▶ _RECORD EXCERPTS_:
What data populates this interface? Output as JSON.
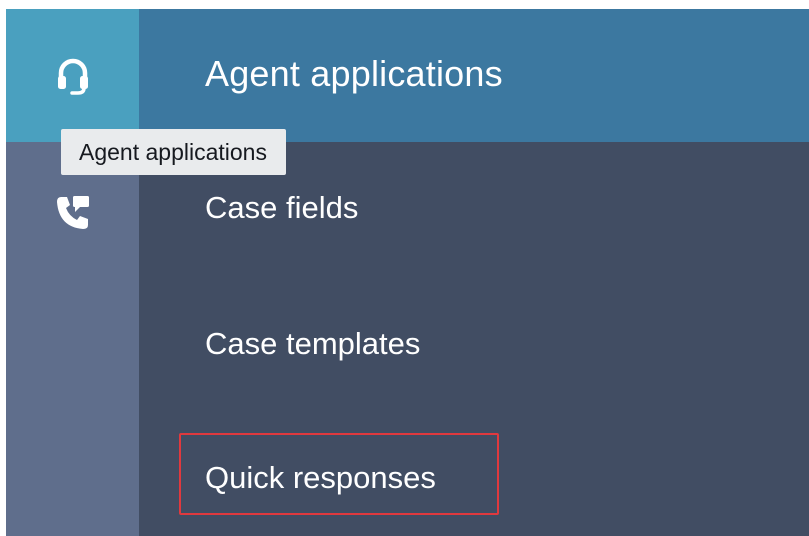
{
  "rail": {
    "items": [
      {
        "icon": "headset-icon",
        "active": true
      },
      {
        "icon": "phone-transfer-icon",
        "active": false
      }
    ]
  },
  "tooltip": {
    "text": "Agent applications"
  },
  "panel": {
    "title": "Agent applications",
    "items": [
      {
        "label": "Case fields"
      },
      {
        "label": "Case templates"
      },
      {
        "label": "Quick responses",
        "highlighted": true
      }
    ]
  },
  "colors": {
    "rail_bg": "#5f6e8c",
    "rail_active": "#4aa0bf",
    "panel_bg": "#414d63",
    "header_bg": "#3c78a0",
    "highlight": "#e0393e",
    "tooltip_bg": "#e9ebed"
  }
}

▶ _DIRECTION_: Gather each line of the listing that holds the string "label".

▶ _WORKED ANSWER_:
        "label": "Case fields"
        "label": "Case templates"
        "label": "Quick responses",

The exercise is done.